-- Begin MATERIAL PROVIDED --

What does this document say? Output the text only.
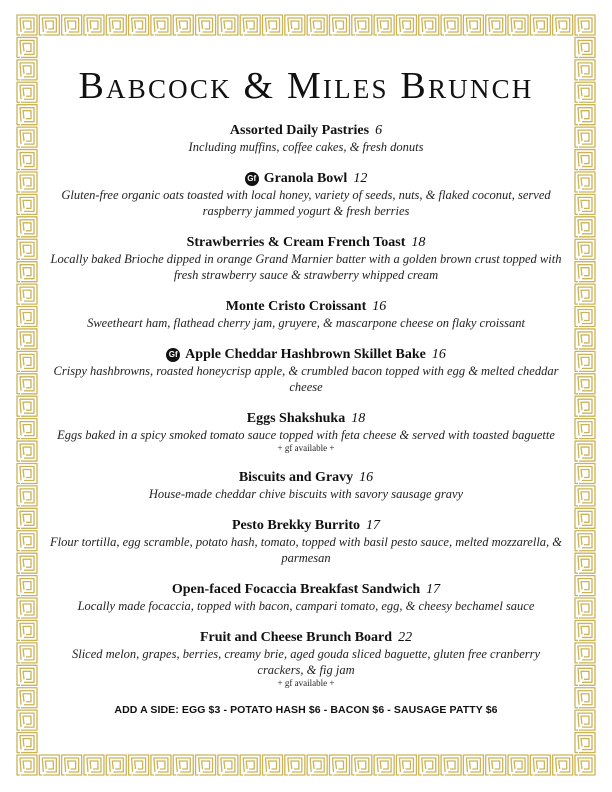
Babcock & Miles Brunch
Assorted Daily Pastries 6
Including muffins, coffee cakes, & fresh donuts
Gf Granola Bowl 12
Gluten-free organic oats toasted with local honey, variety of seeds, nuts, & flaked coconut, served raspberry jammed yogurt & fresh berries
Strawberries & Cream French Toast 18
Locally baked Brioche dipped in orange Grand Marnier batter with a golden brown crust topped with fresh strawberry sauce & strawberry whipped cream
Monte Cristo Croissant 16
Sweetheart ham, flathead cherry jam, gruyere, & mascarpone cheese on flaky croissant
Gf Apple Cheddar Hashbrown Skillet Bake 16
Crispy hashbrowns, roasted honeycrisp apple, & crumbled bacon topped with egg & melted cheddar cheese
Eggs Shakshuka 18
Eggs baked in a spicy smoked tomato sauce topped with feta cheese & served with toasted baguette
+ gf available +
Biscuits and Gravy 16
House-made cheddar chive biscuits with savory sausage gravy
Pesto Brekky Burrito 17
Flour tortilla, egg scramble, potato hash, tomato, topped with basil pesto sauce, melted mozzarella, & parmesan
Open-faced Focaccia Breakfast Sandwich 17
Locally made focaccia, topped with bacon, campari tomato, egg, & cheesy bechamel sauce
Fruit and Cheese Brunch Board 22
Sliced melon, grapes, berries, creamy brie, aged gouda sliced baguette, gluten free cranberry crackers, & fig jam
+ gf available +
ADD A SIDE: EGG $3 - POTATO HASH $6 - BACON $6 - SAUSAGE PATTY $6
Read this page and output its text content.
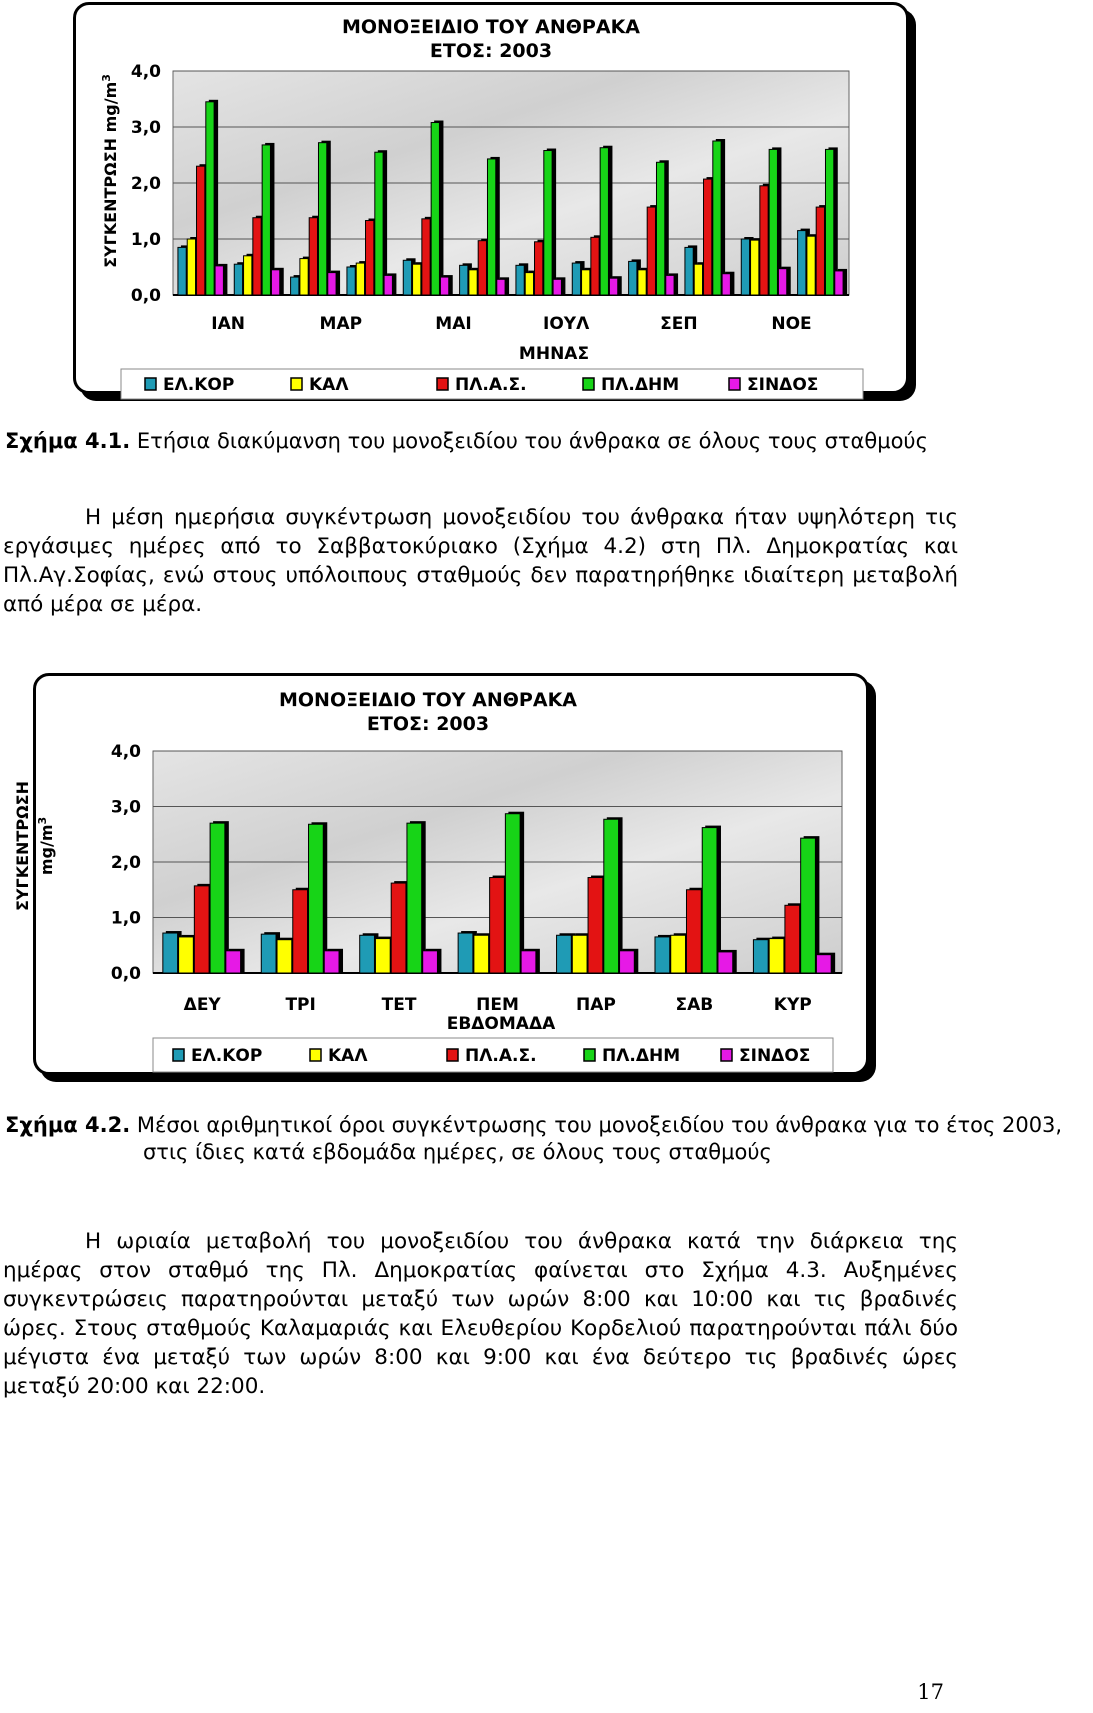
ΜΟΝΟΞΕΙΔΙΟ ΤΟΥ ΑΝΘΡΑΚΑ
ΕΤΟΣ: 2003
0,0
1,0
2,0
3,0
4,0
ΙΑΝ	ΜΑΡ	ΜΑΙ	ΙΟΥΛ	ΣΕΠ	ΝΟΕ
ΜΗΝΑΣ
ΣΥΓΚΕΝΤΡΩΣΗ $mg/m^3$
ΕΛ.ΚΟΡ	ΚΑΛ	ΠΛ.Α.Σ.	ΠΛ.ΔΗΜ	ΣΙΝΔΟΣ
Σχήμα 4.1. Ετήσια διακύμανση του μονοξειδίου του άνθρακα σε όλους τους σταθμούς
Η μέση ημερήσια συγκέντρωση μονοξειδίου του άνθρακα ήταν υψηλότερη τις εργάσιμες ημέρες από το Σαββατοκύριακο (Σχήμα 4.2) στη Πλ. Δημοκρατίας και Πλ.Αγ.Σοφίας, ενώ στους υπόλοιπους σταθμούς δεν παρατηρήθηκε ιδιαίτερη μεταβολή από μέρα σε μέρα.
ΜΟΝΟΞΕΙΔΙΟ ΤΟΥ ΑΝΘΡΑΚΑ
ΕΤΟΣ: 2003
0,0
1,0
2,0
3,0
4,0
ΔΕΥ	ΤΡΙ	ΤΕΤ	ΠΕΜ	ΠΑΡ	ΣΑΒ	ΚΥΡ
ΕΒΔΟΜΑΔΑ
ΣΥΓΚΕΝΤΡΩΣΗ $mg/m^3$
ΕΛ.ΚΟΡ	ΚΑΛ	ΠΛ.Α.Σ.	ΠΛ.ΔΗΜ	ΣΙΝΔΟΣ
Σχήμα 4.2. Μέσοι αριθμητικοί όροι συγκέντρωσης του μονοξειδίου του άνθρακα για το έτος 2003, στις ίδιες κατά εβδομάδα ημέρες, σε όλους τους σταθμούς
Η ωριαία μεταβολή του μονοξειδίου του άνθρακα κατά την διάρκεια της ημέρας στον σταθμό της Πλ. Δημοκρατίας φαίνεται στο Σχήμα 4.3. Αυξημένες συγκεντρώσεις παρατηρούνται μεταξύ των ωρών 8:00 και 10:00 και τις βραδινές ώρες. Στους σταθμούς Καλαμαριάς και Ελευθερίου Κορδελιού παρατηρούνται πάλι δύο μέγιστα ένα μεταξύ των ωρών 8:00 και 9:00 και ένα δεύτερο τις βραδινές ώρες μεταξύ 20:00 και 22:00.
17
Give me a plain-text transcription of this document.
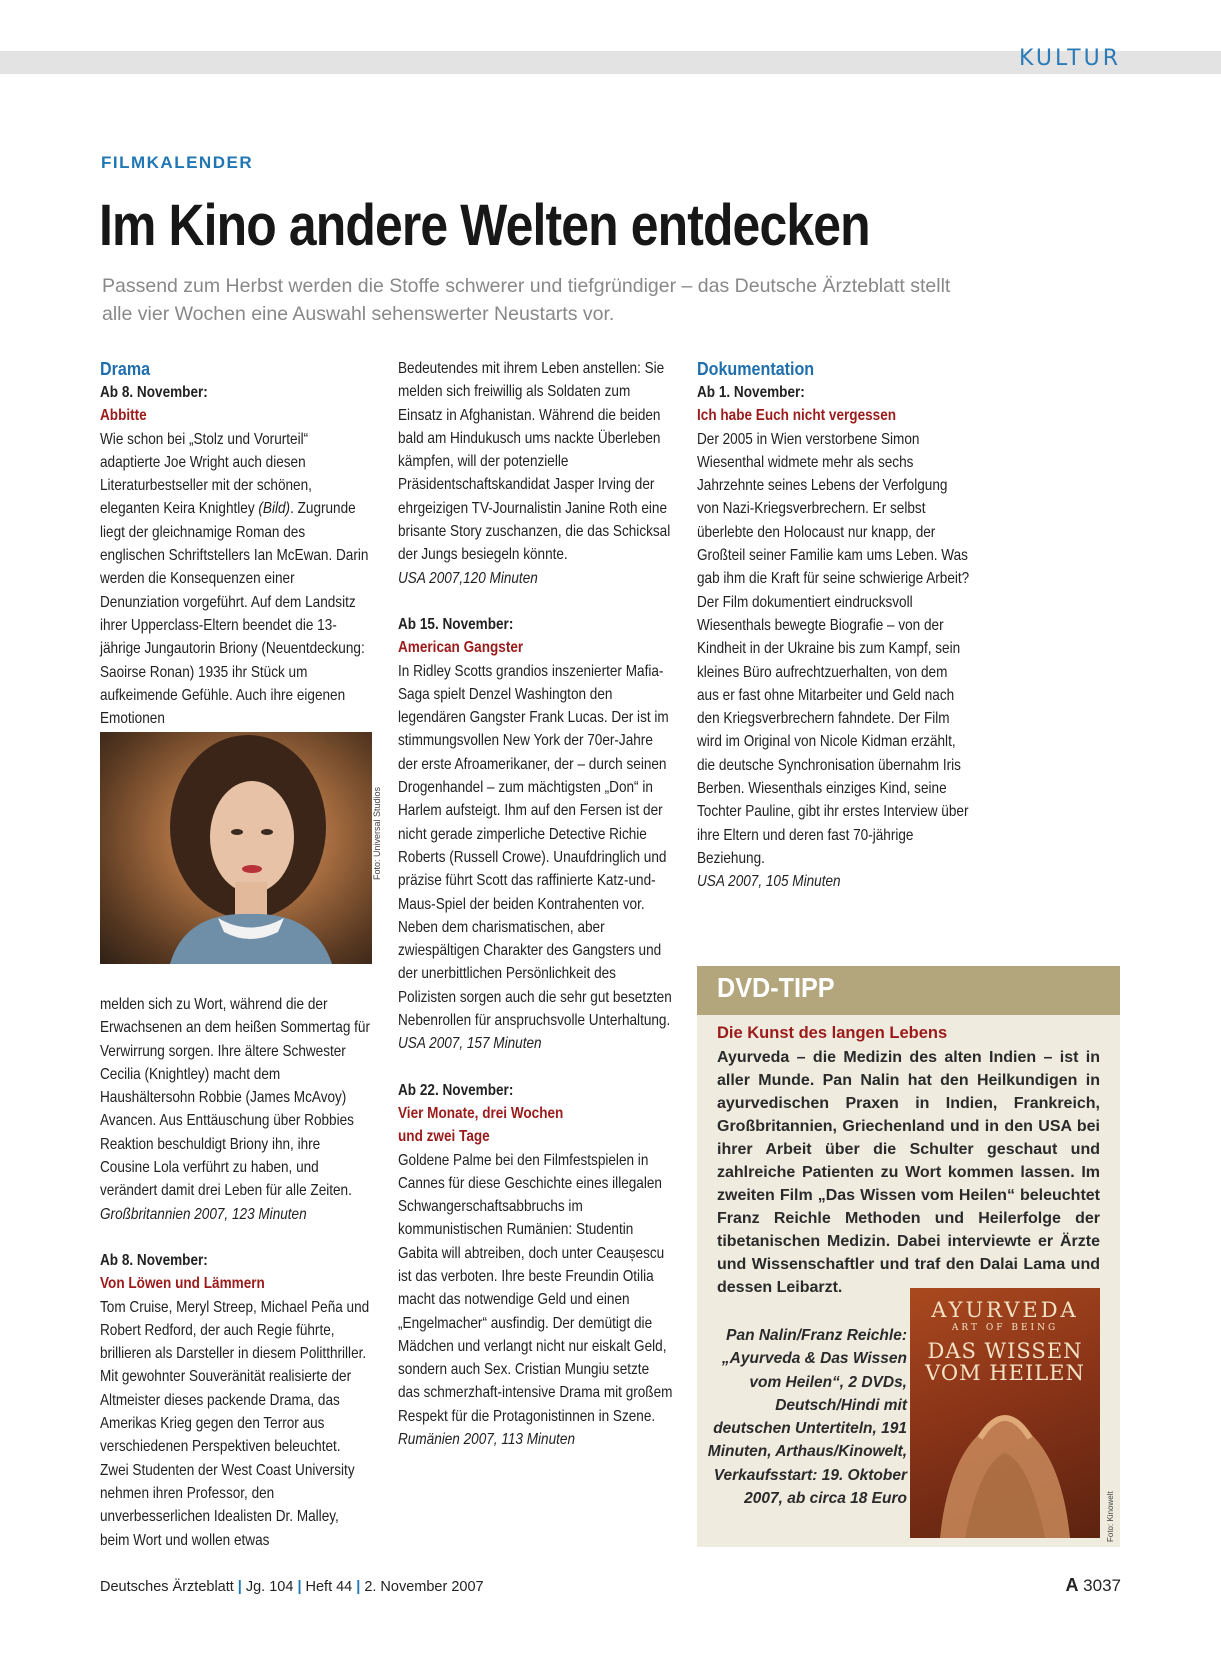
KULTUR
FILMKALENDER
Im Kino andere Welten entdecken

Passend zum Herbst werden die Stoffe schwerer und tiefgründiger – das Deutsche Ärzteblatt stellt alle vier Wochen eine Auswahl sehenswerter Neustarts vor.

Drama

Ab 8. November:

Abbitte

Wie schon bei „Stolz und Vorurteil“ adaptierte Joe Wright auch diesen Literaturbestseller mit der schönen, eleganten Keira Knightley (Bild). Zugrunde liegt der gleichnamige Roman des englischen Schriftstellers Ian McEwan. Darin werden die Konsequenzen einer Denunziation vorgeführt. Auf dem Landsitz ihrer Upperclass-Eltern beendet die 13-jährige Jungautorin Briony (Neuentdeckung: Saoirse Ronan) 1935 ihr Stück um aufkeimende Gefühle. Auch ihre eigenen Emotionen

Foto: Universal Studios

melden sich zu Wort, während die der Erwachsenen an dem heißen Sommertag für Verwirrung sorgen. Ihre ältere Schwester Cecilia (Knightley) macht dem Haushältersohn Robbie (James McAvoy) Avancen. Aus Enttäuschung über Robbies Reaktion beschuldigt Briony ihn, ihre Cousine Lola verführt zu haben, und verändert damit drei Leben für alle Zeiten.

Großbritannien 2007, 123 Minuten

Ab 8. November:

Von Löwen und Lämmern

Tom Cruise, Meryl Streep, Michael Peña und Robert Redford, der auch Regie führte, brillieren als Darsteller in diesem Politthriller. Mit gewohnter Souveränität realisierte der Altmeister dieses packende Drama, das Amerikas Krieg gegen den Terror aus verschiedenen Perspektiven beleuchtet. Zwei Studenten der West Coast University nehmen ihren Professor, den unverbesserlichen Idealisten Dr. Malley, beim Wort und wollen etwas

Bedeutendes mit ihrem Leben anstellen: Sie melden sich freiwillig als Soldaten zum Einsatz in Afghanistan. Während die beiden bald am Hindukusch ums nackte Überleben kämpfen, will der potenzielle Präsidentschaftskandidat Jasper Irving der ehrgeizigen TV-Journalistin Janine Roth eine brisante Story zuschanzen, die das Schicksal der Jungs besiegeln könnte.

USA 2007,120 Minuten

Ab 15. November:

American Gangster

In Ridley Scotts grandios inszenierter Mafia-Saga spielt Denzel Washington den legendären Gangster Frank Lucas. Der ist im stimmungsvollen New York der 70er-Jahre der erste Afroamerikaner, der – durch seinen Drogenhandel – zum mächtigsten „Don“ in Harlem aufsteigt. Ihm auf den Fersen ist der nicht gerade zimperliche Detective Richie Roberts (Russell Crowe). Unaufdringlich und präzise führt Scott das raffinierte Katz-und-Maus-Spiel der beiden Kontrahenten vor. Neben dem charismatischen, aber zwiespältigen Charakter des Gangsters und der unerbittlichen Persönlichkeit des Polizisten sorgen auch die sehr gut besetzten Nebenrollen für anspruchsvolle Unterhaltung.

USA 2007, 157 Minuten

Ab 22. November:

Vier Monate, drei Wochen und zwei Tage

Goldene Palme bei den Filmfestspielen in Cannes für diese Geschichte eines illegalen Schwangerschaftsabbruchs im kommunistischen Rumänien: Studentin Gabita will abtreiben, doch unter Ceaușescu ist das verboten. Ihre beste Freundin Otilia macht das notwendige Geld und einen „Engelmacher“ ausfindig. Der demütigt die Mädchen und verlangt nicht nur eiskalt Geld, sondern auch Sex. Cristian Mungiu setzte das schmerzhaft-intensive Drama mit großem Respekt für die Protagonistinnen in Szene.

Rumänien 2007, 113 Minuten

Dokumentation

Ab 1. November:

Ich habe Euch nicht vergessen

Der 2005 in Wien verstorbene Simon Wiesenthal widmete mehr als sechs Jahrzehnte seines Lebens der Verfolgung von Nazi-Kriegsverbrechern. Er selbst überlebte den Holocaust nur knapp, der Großteil seiner Familie kam ums Leben. Was gab ihm die Kraft für seine schwierige Arbeit? Der Film dokumentiert eindrucksvoll Wiesenthals bewegte Biografie – von der Kindheit in der Ukraine bis zum Kampf, sein kleines Büro aufrechtzuerhalten, von dem aus er fast ohne Mitarbeiter und Geld nach den Kriegsverbrechern fahndete. Der Film wird im Original von Nicole Kidman erzählt, die deutsche Synchronisation übernahm Iris Berben. Wiesenthals einziges Kind, seine Tochter Pauline, gibt ihr erstes Interview über ihre Eltern und deren fast 70-jährige Beziehung.

USA 2007, 105 Minuten

DVD-TIPP
Die Kunst des langen Lebens

Ayurveda – die Medizin des alten Indien – ist in aller Munde. Pan Nalin hat den Heilkundigen in ayurvedischen Praxen in Indien, Frankreich, Großbritannien, Griechenland und in den USA bei ihrer Arbeit über die Schulter geschaut und zahlreiche Patienten zu Wort kommen lassen. Im zweiten Film „Das Wissen vom Heilen“ beleuchtet Franz Reichle Methoden und Heilerfolge der tibetanischen Medizin. Dabei interviewte er Ärzte und Wissenschaftler und traf den Dalai Lama und dessen Leibarzt.

Pan Nalin/Franz Reichle: „Ayurveda & Das Wissen vom Heilen“, 2 DVDs, Deutsch/Hindi mit deutschen Untertiteln, 191 Minuten, Arthaus/Kinowelt, Verkaufsstart: 19. Oktober 2007, ab circa 18 Euro

AYURVEDA
ART OF BEING
DAS WISSEN VOM HEILEN
Foto: Kinowelt
Deutsches Ärzteblatt | Jg. 104 | Heft 44 | 2. November 2007	A 3037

-- End MATERIAL PROVIDED --

▶ [GOAL]: Check each line of the entries above for the word "Großbritannien". List the ones that have it.

▶ [EXPECTED ANSWER]:
Großbritannien 2007, 123 Minuten
Ayurveda – die Medizin des alten Indien – ist in aller Munde. Pan Nalin hat den Heilkundigen in ayurvedischen Praxen in Indien, Frankreich, Großbritannien, Griechenland und in den USA bei ihrer Arbeit über die Schulter geschaut und zahlreiche Patienten zu Wort kommen lassen. Im zweiten Film „Das Wissen vom Heilen“ beleuchtet Franz Reichle Methoden und Heilerfolge der tibetanischen Medizin. Dabei interviewte er Ärzte und Wissenschaftler und traf den Dalai Lama und dessen Leibarzt.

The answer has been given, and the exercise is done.